** START SUPPLIED MATERIAL **

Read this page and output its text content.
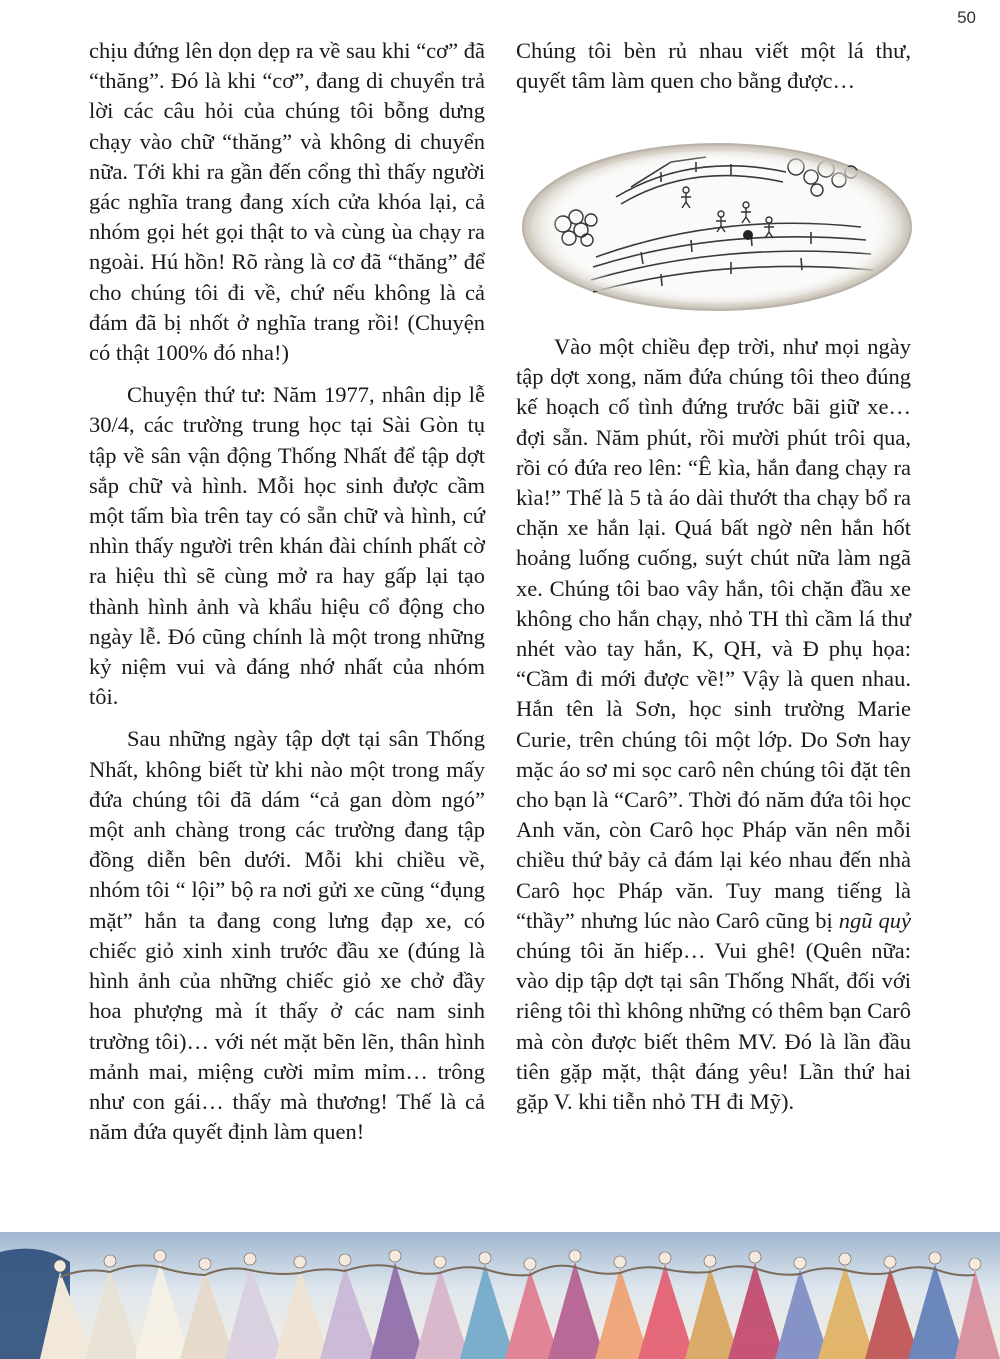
50

chịu đứng lên dọn dẹp ra về sau khi “cơ” đã “thăng”. Đó là khi “cơ”, đang di chuyển trả lời các câu hỏi của chúng tôi bỗng dưng chạy vào chữ “thăng” và không di chuyển nữa. Tới khi ra gần đến cổng thì thấy người gác nghĩa trang đang xích cửa khóa lại, cả nhóm gọi hét gọi thật to và cùng ùa chạy ra ngoài. Hú hồn! Rõ ràng là cơ đã “thăng” để cho chúng tôi đi về, chứ nếu không là cả đám đã bị nhốt ở nghĩa trang rồi! (Chuyện có thật 100% đó nha!)

Chuyện thứ tư: Năm 1977, nhân dịp lễ 30/4, các trường trung học tại Sài Gòn tụ tập về sân vận động Thống Nhất để tập dợt sắp chữ và hình. Mỗi học sinh được cầm một tấm bìa trên tay có sẵn chữ và hình, cứ nhìn thấy người trên khán đài chính phất cờ ra hiệu thì sẽ cùng mở ra hay gấp lại tạo thành hình ảnh và khẩu hiệu cổ động cho ngày lễ. Đó cũng chính là một trong những kỷ niệm vui và đáng nhớ nhất của nhóm tôi.

Sau những ngày tập dợt tại sân Thống Nhất, không biết từ khi nào một trong mấy đứa chúng tôi đã dám “cả gan dòm ngó” một anh chàng trong các trường đang tập đồng diễn bên dưới. Mỗi khi chiều về, nhóm tôi “ lội” bộ ra nơi gửi xe cũng “đụng mặt” hắn ta đang cong lưng đạp xe, có chiếc giỏ xinh xinh trước đầu xe (đúng là hình ảnh của những chiếc giỏ xe chở đầy hoa phượng mà ít thấy ở các nam sinh trường tôi)… với nét mặt bẽn lẽn, thân hình mảnh mai, miệng cười mỉm mỉm… trông như con gái… thấy mà thương! Thế là cả năm đứa quyết định làm quen!

Chúng tôi bèn rủ nhau viết một lá thư, quyết tâm làm quen cho bằng được…

Vào một chiều đẹp trời, như mọi ngày tập dợt xong, năm đứa chúng tôi theo đúng kế hoạch cố tình đứng trước bãi giữ xe… đợi sẵn. Năm phút, rồi mười phút trôi qua, rồi có đứa reo lên: “Ê kìa, hắn đang chạy ra kìa!” Thế là 5 tà áo dài thướt tha chạy bổ ra chặn xe hắn lại. Quá bất ngờ nên hắn hốt hoảng luống cuống, suýt chút nữa làm ngã xe. Chúng tôi bao vây hắn, tôi chặn đầu xe không cho hắn chạy, nhỏ TH thì cầm lá thư nhét vào tay hắn, K, QH, và Đ phụ họa: “Cầm đi mới được về!” Vậy là quen nhau. Hắn tên là Sơn, học sinh trường Marie Curie, trên chúng tôi một lớp. Do Sơn hay mặc áo sơ mi sọc carô nên chúng tôi đặt tên cho bạn là “Carô”. Thời đó năm đứa tôi học Anh văn, còn Carô học Pháp văn nên mỗi chiều thứ bảy cả đám lại kéo nhau đến nhà Carô học Pháp văn. Tuy mang tiếng là “thầy” nhưng lúc nào Carô cũng bị ngũ quỷ chúng tôi ăn hiếp… Vui ghê! (Quên nữa: vào dịp tập dợt tại sân Thống Nhất, đối với riêng tôi thì không những có thêm bạn Carô mà còn được biết thêm MV. Đó là lần đầu tiên gặp mặt, thật đáng yêu! Lần thứ hai gặp V. khi tiễn nhỏ TH đi Mỹ).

** END SUPPLIED MATERIAL **

* **GIVEN EXERCISE**: Print all of the entries word for word. Skip any images they contain.

* **RESULT FOR THIS EXERCISE**:
Read this page and output its text content.
50

chịu đứng lên dọn dẹp ra về sau khi “cơ” đã “thăng”. Đó là khi “cơ”, đang di chuyển trả lời các câu hỏi của chúng tôi bỗng dưng chạy vào chữ “thăng” và không di chuyển nữa. Tới khi ra gần đến cổng thì thấy người gác nghĩa trang đang xích cửa khóa lại, cả nhóm gọi hét gọi thật to và cùng ùa chạy ra ngoài. Hú hồn! Rõ ràng là cơ đã “thăng” để cho chúng tôi đi về, chứ nếu không là cả đám đã bị nhốt ở nghĩa trang rồi! (Chuyện có thật 100% đó nha!)

Chuyện thứ tư: Năm 1977, nhân dịp lễ 30/4, các trường trung học tại Sài Gòn tụ tập về sân vận động Thống Nhất để tập dợt sắp chữ và hình. Mỗi học sinh được cầm một tấm bìa trên tay có sẵn chữ và hình, cứ nhìn thấy người trên khán đài chính phất cờ ra hiệu thì sẽ cùng mở ra hay gấp lại tạo thành hình ảnh và khẩu hiệu cổ động cho ngày lễ. Đó cũng chính là một trong những kỷ niệm vui và đáng nhớ nhất của nhóm tôi.

Sau những ngày tập dợt tại sân Thống Nhất, không biết từ khi nào một trong mấy đứa chúng tôi đã dám “cả gan dòm ngó” một anh chàng trong các trường đang tập đồng diễn bên dưới. Mỗi khi chiều về, nhóm tôi “ lội” bộ ra nơi gửi xe cũng “đụng mặt” hắn ta đang cong lưng đạp xe, có chiếc giỏ xinh xinh trước đầu xe (đúng là hình ảnh của những chiếc giỏ xe chở đầy hoa phượng mà ít thấy ở các nam sinh trường tôi)… với nét mặt bẽn lẽn, thân hình mảnh mai, miệng cười mỉm mỉm… trông như con gái… thấy mà thương! Thế là cả năm đứa quyết định làm quen!

Chúng tôi bèn rủ nhau viết một lá thư, quyết tâm làm quen cho bằng được…

Vào một chiều đẹp trời, như mọi ngày tập dợt xong, năm đứa chúng tôi theo đúng kế hoạch cố tình đứng trước bãi giữ xe… đợi sẵn. Năm phút, rồi mười phút trôi qua, rồi có đứa reo lên: “Ê kìa, hắn đang chạy ra kìa!” Thế là 5 tà áo dài thướt tha chạy bổ ra chặn xe hắn lại. Quá bất ngờ nên hắn hốt hoảng luống cuống, suýt chút nữa làm ngã xe. Chúng tôi bao vây hắn, tôi chặn đầu xe không cho hắn chạy, nhỏ TH thì cầm lá thư nhét vào tay hắn, K, QH, và Đ phụ họa: “Cầm đi mới được về!” Vậy là quen nhau. Hắn tên là Sơn, học sinh trường Marie Curie, trên chúng tôi một lớp. Do Sơn hay mặc áo sơ mi sọc carô nên chúng tôi đặt tên cho bạn là “Carô”. Thời đó năm đứa tôi học Anh văn, còn Carô học Pháp văn nên mỗi chiều thứ bảy cả đám lại kéo nhau đến nhà Carô học Pháp văn. Tuy mang tiếng là “thầy” nhưng lúc nào Carô cũng bị ngũ quỷ chúng tôi ăn hiếp… Vui ghê! (Quên nữa: vào dịp tập dợt tại sân Thống Nhất, đối với riêng tôi thì không những có thêm bạn Carô mà còn được biết thêm MV. Đó là lần đầu tiên gặp mặt, thật đáng yêu! Lần thứ hai gặp V. khi tiễn nhỏ TH đi Mỹ).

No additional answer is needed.